## Aim of the exercise
For each line below that contains the string "form", copy that line.

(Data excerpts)
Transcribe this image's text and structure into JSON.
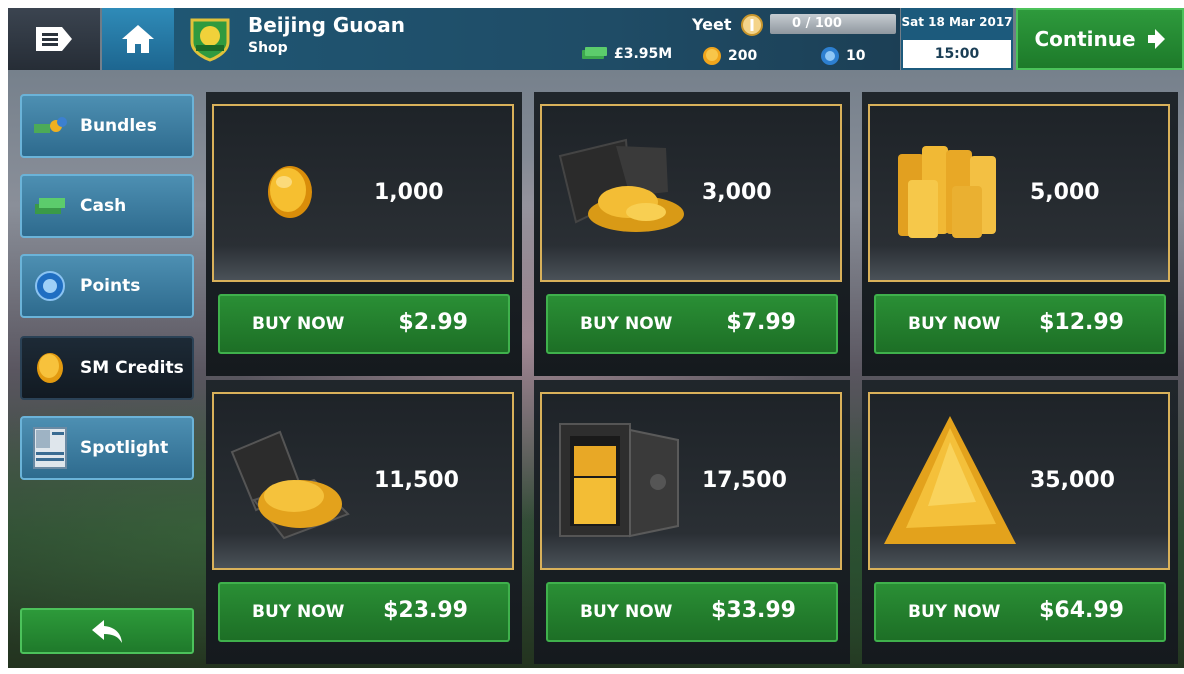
{
  "header": {
    "club_name": "Beijing Guoan",
    "page_name": "Shop",
    "cash": "£3.95M",
    "credits": "200",
    "points": "10",
    "user_name": "Yeet",
    "xp": "0 / 100",
    "date": "Sat 18 Mar 2017",
    "time": "15:00",
    "continue_label": "Continue"
  },
  "sidebar": {
    "items": [
      {
        "label": "Bundles",
        "icon": "bundles-icon"
      },
      {
        "label": "Cash",
        "icon": "cash-icon"
      },
      {
        "label": "Points",
        "icon": "points-icon"
      },
      {
        "label": "SM Credits",
        "icon": "credits-coin-icon",
        "active": true
      },
      {
        "label": "Spotlight",
        "icon": "spotlight-icon"
      }
    ],
    "back_icon": "back-arrow-icon"
  },
  "shop": {
    "items": [
      {
        "amount": "1,000",
        "buy_label": "BUY NOW",
        "price": "$2.99",
        "art": "single-coin"
      },
      {
        "amount": "3,000",
        "buy_label": "BUY NOW",
        "price": "$7.99",
        "art": "wallet-coins"
      },
      {
        "amount": "5,000",
        "buy_label": "BUY NOW",
        "price": "$12.99",
        "art": "coin-stacks"
      },
      {
        "amount": "11,500",
        "buy_label": "BUY NOW",
        "price": "$23.99",
        "art": "briefcase-coins"
      },
      {
        "amount": "17,500",
        "buy_label": "BUY NOW",
        "price": "$33.99",
        "art": "safe-coins"
      },
      {
        "amount": "35,000",
        "buy_label": "BUY NOW",
        "price": "$64.99",
        "art": "coin-mountain"
      }
    ]
  },
  "colors": {
    "accent_green": "#2a8f35",
    "frame_gold": "#d9b15a",
    "header_blue": "#1f5673"
  }
}
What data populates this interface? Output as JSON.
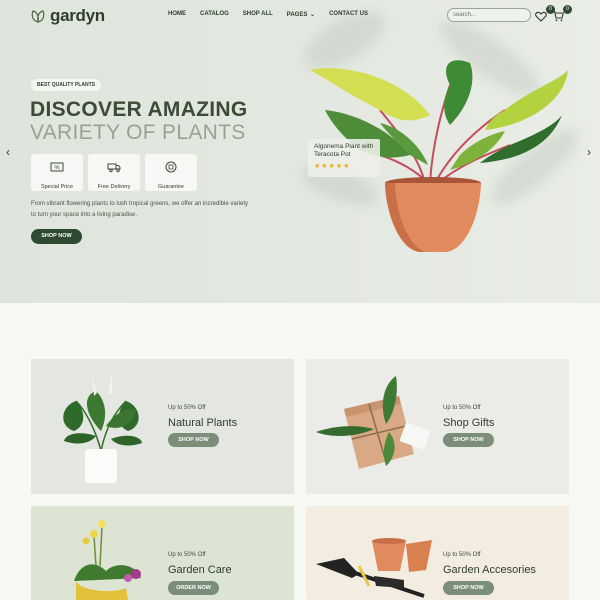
{
  "brand": {
    "name": "gardyn"
  },
  "nav": {
    "items": [
      "HOME",
      "CATALOG",
      "SHOP ALL",
      "PAGES",
      "CONTACT US"
    ],
    "pages_chevron": "⌄"
  },
  "search": {
    "placeholder": "search..."
  },
  "header_icons": {
    "wishlist_count": "0",
    "cart_count": "0"
  },
  "hero": {
    "tag": "BEST QUALITY PLANTS",
    "title_line1": "DISCOVER AMAZING",
    "title_line2": "VARIETY OF PLANTS",
    "features": [
      {
        "label": "Special Price",
        "icon": "price-tag-icon"
      },
      {
        "label": "Free Delivery",
        "icon": "truck-icon"
      },
      {
        "label": "Guarantee",
        "icon": "guarantee-icon"
      }
    ],
    "description": "From vibrant flowering plants to lush tropical greens, we offer an incredible variety to turn your space into a living paradise.",
    "cta": "SHOP NOW",
    "prev_arrow": "‹",
    "next_arrow": "›",
    "product": {
      "name": "Algonema Plant with Teracota Pot",
      "rating": 5,
      "stars": "★★★★★"
    }
  },
  "categories": [
    {
      "offer": "Up to 50% Off",
      "name": "Natural Plants",
      "button": "SHOP NOW",
      "bg": "#e4e6e1"
    },
    {
      "offer": "Up to 50% Off",
      "name": "Shop Gifts",
      "button": "SHOP NOW",
      "bg": "#ebebe8"
    },
    {
      "offer": "Up to 50% Off",
      "name": "Garden Care",
      "button": "ORDER NOW",
      "bg": "#dde4d4"
    },
    {
      "offer": "Up to 50% Off",
      "name": "Garden Accesories",
      "button": "SHOP NOW",
      "bg": "#f3ece1"
    }
  ],
  "colors": {
    "accent_dark": "#2f4a30",
    "accent_muted": "#7a8e78",
    "title": "#3b4b36",
    "title_light": "#97a38f",
    "star": "#e9a920"
  }
}
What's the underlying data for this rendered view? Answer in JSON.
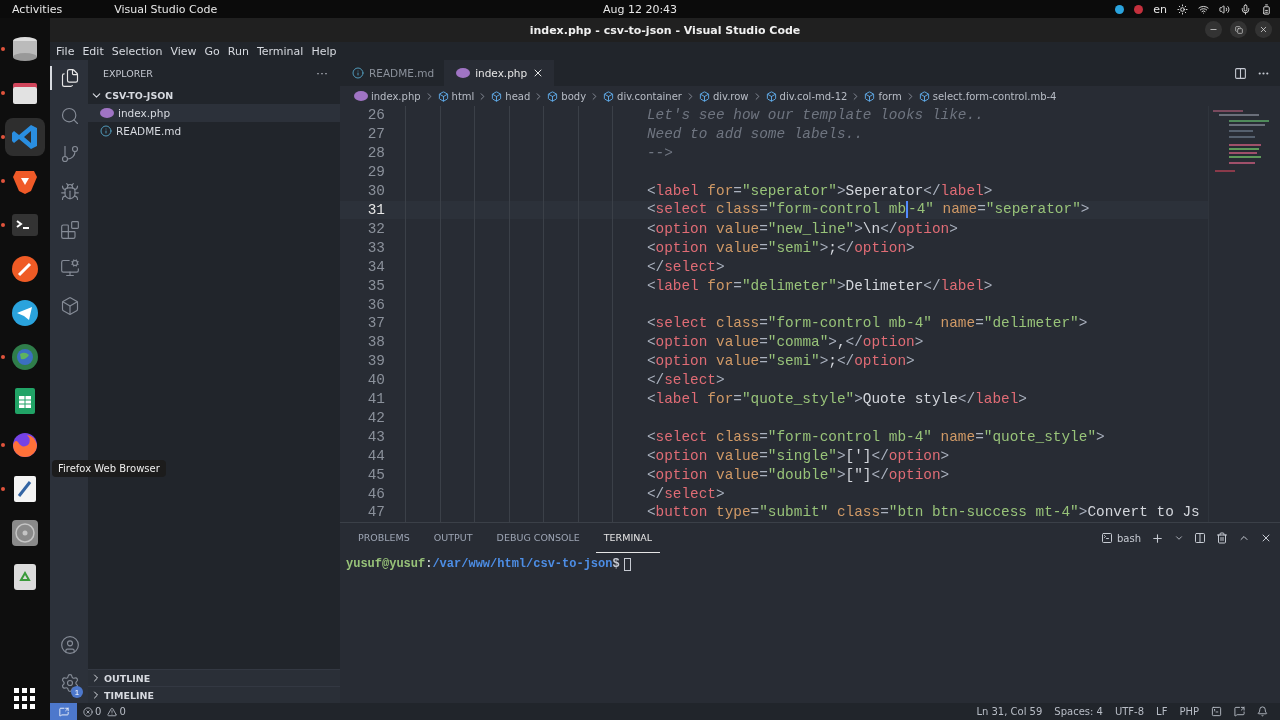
{
  "top_bar": {
    "activities": "Activities",
    "app_name": "Visual Studio Code",
    "clock": "Aug 12  20:43",
    "keyboard": "en"
  },
  "dock": {
    "items": [
      {
        "kind": "database",
        "running": true,
        "active": false
      },
      {
        "kind": "folder",
        "running": true,
        "active": false
      },
      {
        "kind": "vscode",
        "running": true,
        "active": true
      },
      {
        "kind": "brave",
        "running": true,
        "active": false
      },
      {
        "kind": "terminal",
        "running": true,
        "active": false
      },
      {
        "kind": "postman",
        "running": false,
        "active": false
      },
      {
        "kind": "telegram",
        "running": false,
        "active": false
      },
      {
        "kind": "globe",
        "running": true,
        "active": false
      },
      {
        "kind": "spreadsheet",
        "running": false,
        "active": false
      },
      {
        "kind": "firefox",
        "running": true,
        "active": false
      },
      {
        "kind": "editor",
        "running": true,
        "active": false
      },
      {
        "kind": "disc",
        "running": false,
        "active": false
      },
      {
        "kind": "trash",
        "running": false,
        "active": false
      }
    ],
    "tooltip": "Firefox Web Browser"
  },
  "window": {
    "title": "index.php - csv-to-json - Visual Studio Code"
  },
  "menu": [
    "File",
    "Edit",
    "Selection",
    "View",
    "Go",
    "Run",
    "Terminal",
    "Help"
  ],
  "activity_bar": [
    {
      "kind": "explorer",
      "selected": true
    },
    {
      "kind": "search",
      "selected": false
    },
    {
      "kind": "source-control",
      "selected": false
    },
    {
      "kind": "run",
      "selected": false
    },
    {
      "kind": "extensions",
      "selected": false
    },
    {
      "kind": "remote",
      "selected": false
    },
    {
      "kind": "docker",
      "selected": false
    }
  ],
  "settings_badge": "1",
  "sidebar": {
    "title": "EXPLORER",
    "more": "···",
    "folder": {
      "name": "CSV-TO-JSON",
      "expanded": true,
      "files": [
        {
          "name": "index.php",
          "kind": "php",
          "selected": true
        },
        {
          "name": "README.md",
          "kind": "info",
          "selected": false
        }
      ]
    },
    "sections": [
      {
        "name": "OUTLINE",
        "expanded": false
      },
      {
        "name": "TIMELINE",
        "expanded": false
      }
    ]
  },
  "tabs": [
    {
      "label": "README.md",
      "kind": "info",
      "selected": false
    },
    {
      "label": "index.php",
      "kind": "php",
      "selected": true
    }
  ],
  "breadcrumbs": [
    {
      "kind": "file",
      "text": "index.php"
    },
    {
      "kind": "symbol",
      "text": "html"
    },
    {
      "kind": "symbol",
      "text": "head"
    },
    {
      "kind": "symbol",
      "text": "body"
    },
    {
      "kind": "symbol",
      "text": "div.container"
    },
    {
      "kind": "symbol",
      "text": "div.row"
    },
    {
      "kind": "symbol",
      "text": "div.col-md-12"
    },
    {
      "kind": "symbol",
      "text": "form"
    },
    {
      "kind": "symbol",
      "text": "select.form-control.mb-4"
    }
  ],
  "code": [
    {
      "number": "26",
      "current": false,
      "tokens": [
        {
          "kind": "comment",
          "text": "Let's see how our template looks like.."
        }
      ]
    },
    {
      "number": "27",
      "current": false,
      "tokens": [
        {
          "kind": "comment",
          "text": "Need to add some labels.."
        }
      ]
    },
    {
      "number": "28",
      "current": false,
      "tokens": [
        {
          "kind": "comment",
          "text": "-->"
        }
      ]
    },
    {
      "number": "29",
      "current": false
    },
    {
      "number": "30",
      "current": false,
      "tokens": [
        {
          "kind": "punct",
          "text": "<"
        },
        {
          "kind": "tag",
          "text": "label"
        },
        {
          "kind": "attr",
          "text": " for"
        },
        {
          "kind": "punct",
          "text": "="
        },
        {
          "kind": "string",
          "text": "\"seperator\""
        },
        {
          "kind": "punct",
          "text": ">"
        },
        {
          "kind": "text",
          "text": "Seperator"
        },
        {
          "kind": "punct",
          "text": "</"
        },
        {
          "kind": "tag",
          "text": "label"
        },
        {
          "kind": "punct",
          "text": ">"
        }
      ]
    },
    {
      "number": "31",
      "current": true,
      "tokens": [
        {
          "kind": "punct",
          "text": "<"
        },
        {
          "kind": "tag",
          "text": "select"
        },
        {
          "kind": "attr",
          "text": " class"
        },
        {
          "kind": "punct",
          "text": "="
        },
        {
          "kind": "string",
          "text": "\"form-control mb",
          "cursor": true
        },
        {
          "kind": "string",
          "text": "-4\""
        },
        {
          "kind": "attr",
          "text": " name"
        },
        {
          "kind": "punct",
          "text": "="
        },
        {
          "kind": "string",
          "text": "\"seperator\""
        },
        {
          "kind": "punct",
          "text": ">"
        }
      ]
    },
    {
      "number": "32",
      "current": false,
      "tokens": [
        {
          "kind": "punct",
          "text": "<"
        },
        {
          "kind": "tag",
          "text": "option"
        },
        {
          "kind": "attr",
          "text": " value"
        },
        {
          "kind": "punct",
          "text": "="
        },
        {
          "kind": "string",
          "text": "\"new_line\""
        },
        {
          "kind": "punct",
          "text": ">"
        },
        {
          "kind": "text",
          "text": "\\n"
        },
        {
          "kind": "punct",
          "text": "</"
        },
        {
          "kind": "tag",
          "text": "option"
        },
        {
          "kind": "punct",
          "text": ">"
        }
      ]
    },
    {
      "number": "33",
      "current": false,
      "tokens": [
        {
          "kind": "punct",
          "text": "<"
        },
        {
          "kind": "tag",
          "text": "option"
        },
        {
          "kind": "attr",
          "text": " value"
        },
        {
          "kind": "punct",
          "text": "="
        },
        {
          "kind": "string",
          "text": "\"semi\""
        },
        {
          "kind": "punct",
          "text": ">"
        },
        {
          "kind": "text",
          "text": ";"
        },
        {
          "kind": "punct",
          "text": "</"
        },
        {
          "kind": "tag",
          "text": "option"
        },
        {
          "kind": "punct",
          "text": ">"
        }
      ]
    },
    {
      "number": "34",
      "current": false,
      "tokens": [
        {
          "kind": "punct",
          "text": "</"
        },
        {
          "kind": "tag",
          "text": "select"
        },
        {
          "kind": "punct",
          "text": ">"
        }
      ]
    },
    {
      "number": "35",
      "current": false,
      "tokens": [
        {
          "kind": "punct",
          "text": "<"
        },
        {
          "kind": "tag",
          "text": "label"
        },
        {
          "kind": "attr",
          "text": " for"
        },
        {
          "kind": "punct",
          "text": "="
        },
        {
          "kind": "string",
          "text": "\"delimeter\""
        },
        {
          "kind": "punct",
          "text": ">"
        },
        {
          "kind": "text",
          "text": "Delimeter"
        },
        {
          "kind": "punct",
          "text": "</"
        },
        {
          "kind": "tag",
          "text": "label"
        },
        {
          "kind": "punct",
          "text": ">"
        }
      ]
    },
    {
      "number": "36",
      "current": false
    },
    {
      "number": "37",
      "current": false,
      "tokens": [
        {
          "kind": "punct",
          "text": "<"
        },
        {
          "kind": "tag",
          "text": "select"
        },
        {
          "kind": "attr",
          "text": " class"
        },
        {
          "kind": "punct",
          "text": "="
        },
        {
          "kind": "string",
          "text": "\"form-control mb-4\""
        },
        {
          "kind": "attr",
          "text": " name"
        },
        {
          "kind": "punct",
          "text": "="
        },
        {
          "kind": "string",
          "text": "\"delimeter\""
        },
        {
          "kind": "punct",
          "text": ">"
        }
      ]
    },
    {
      "number": "38",
      "current": false,
      "tokens": [
        {
          "kind": "punct",
          "text": "<"
        },
        {
          "kind": "tag",
          "text": "option"
        },
        {
          "kind": "attr",
          "text": " value"
        },
        {
          "kind": "punct",
          "text": "="
        },
        {
          "kind": "string",
          "text": "\"comma\""
        },
        {
          "kind": "punct",
          "text": ">"
        },
        {
          "kind": "text",
          "text": ","
        },
        {
          "kind": "punct",
          "text": "</"
        },
        {
          "kind": "tag",
          "text": "option"
        },
        {
          "kind": "punct",
          "text": ">"
        }
      ]
    },
    {
      "number": "39",
      "current": false,
      "tokens": [
        {
          "kind": "punct",
          "text": "<"
        },
        {
          "kind": "tag",
          "text": "option"
        },
        {
          "kind": "attr",
          "text": " value"
        },
        {
          "kind": "punct",
          "text": "="
        },
        {
          "kind": "string",
          "text": "\"semi\""
        },
        {
          "kind": "punct",
          "text": ">"
        },
        {
          "kind": "text",
          "text": ";"
        },
        {
          "kind": "punct",
          "text": "</"
        },
        {
          "kind": "tag",
          "text": "option"
        },
        {
          "kind": "punct",
          "text": ">"
        }
      ]
    },
    {
      "number": "40",
      "current": false,
      "tokens": [
        {
          "kind": "punct",
          "text": "</"
        },
        {
          "kind": "tag",
          "text": "select"
        },
        {
          "kind": "punct",
          "text": ">"
        }
      ]
    },
    {
      "number": "41",
      "current": false,
      "tokens": [
        {
          "kind": "punct",
          "text": "<"
        },
        {
          "kind": "tag",
          "text": "label"
        },
        {
          "kind": "attr",
          "text": " for"
        },
        {
          "kind": "punct",
          "text": "="
        },
        {
          "kind": "string",
          "text": "\"quote_style\""
        },
        {
          "kind": "punct",
          "text": ">"
        },
        {
          "kind": "text",
          "text": "Quote style"
        },
        {
          "kind": "punct",
          "text": "</"
        },
        {
          "kind": "tag",
          "text": "label"
        },
        {
          "kind": "punct",
          "text": ">"
        }
      ]
    },
    {
      "number": "42",
      "current": false
    },
    {
      "number": "43",
      "current": false,
      "tokens": [
        {
          "kind": "punct",
          "text": "<"
        },
        {
          "kind": "tag",
          "text": "select"
        },
        {
          "kind": "attr",
          "text": " class"
        },
        {
          "kind": "punct",
          "text": "="
        },
        {
          "kind": "string",
          "text": "\"form-control mb-4\""
        },
        {
          "kind": "attr",
          "text": " name"
        },
        {
          "kind": "punct",
          "text": "="
        },
        {
          "kind": "string",
          "text": "\"quote_style\""
        },
        {
          "kind": "punct",
          "text": ">"
        }
      ]
    },
    {
      "number": "44",
      "current": false,
      "tokens": [
        {
          "kind": "punct",
          "text": "<"
        },
        {
          "kind": "tag",
          "text": "option"
        },
        {
          "kind": "attr",
          "text": " value"
        },
        {
          "kind": "punct",
          "text": "="
        },
        {
          "kind": "string",
          "text": "\"single\""
        },
        {
          "kind": "punct",
          "text": ">"
        },
        {
          "kind": "text",
          "text": "[']"
        },
        {
          "kind": "punct",
          "text": "</"
        },
        {
          "kind": "tag",
          "text": "option"
        },
        {
          "kind": "punct",
          "text": ">"
        }
      ]
    },
    {
      "number": "45",
      "current": false,
      "tokens": [
        {
          "kind": "punct",
          "text": "<"
        },
        {
          "kind": "tag",
          "text": "option"
        },
        {
          "kind": "attr",
          "text": " value"
        },
        {
          "kind": "punct",
          "text": "="
        },
        {
          "kind": "string",
          "text": "\"double\""
        },
        {
          "kind": "punct",
          "text": ">"
        },
        {
          "kind": "text",
          "text": "[\"]"
        },
        {
          "kind": "punct",
          "text": "</"
        },
        {
          "kind": "tag",
          "text": "option"
        },
        {
          "kind": "punct",
          "text": ">"
        }
      ]
    },
    {
      "number": "46",
      "current": false,
      "tokens": [
        {
          "kind": "punct",
          "text": "</"
        },
        {
          "kind": "tag",
          "text": "select"
        },
        {
          "kind": "punct",
          "text": ">"
        }
      ]
    },
    {
      "number": "47",
      "current": false,
      "tokens": [
        {
          "kind": "punct",
          "text": "<"
        },
        {
          "kind": "tag",
          "text": "button"
        },
        {
          "kind": "attr",
          "text": " type"
        },
        {
          "kind": "punct",
          "text": "="
        },
        {
          "kind": "string",
          "text": "\"submit\""
        },
        {
          "kind": "attr",
          "text": " class"
        },
        {
          "kind": "punct",
          "text": "="
        },
        {
          "kind": "string",
          "text": "\"btn btn-success mt-4\""
        },
        {
          "kind": "punct",
          "text": ">"
        },
        {
          "kind": "text",
          "text": "Convert to Js"
        }
      ]
    }
  ],
  "panel": {
    "tabs": [
      {
        "label": "PROBLEMS",
        "selected": false
      },
      {
        "label": "OUTPUT",
        "selected": false
      },
      {
        "label": "DEBUG CONSOLE",
        "selected": false
      },
      {
        "label": "TERMINAL",
        "selected": true
      }
    ],
    "shell": "bash",
    "prompt": {
      "user": "yusuf@yusuf",
      "separator": ":",
      "path": "/var/www/html/csv-to-json",
      "symbol": "$"
    }
  },
  "status_bar": {
    "errors": "0",
    "warnings": "0",
    "items": [
      "Ln 31, Col 59",
      "Spaces: 4",
      "UTF-8",
      "LF",
      "PHP"
    ]
  }
}
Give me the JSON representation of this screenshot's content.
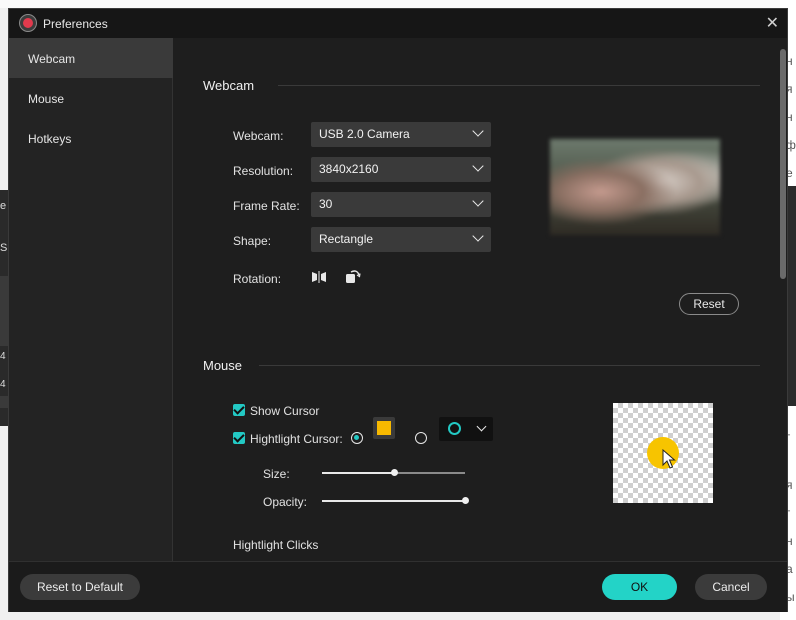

## Full answer
      "text": "form"
      "text": "select.form-control.mb-4"
          "text": "\"form-control mb",
          "text": "\"form-control mb-4\""
          "text": "\"form-control mb-4\""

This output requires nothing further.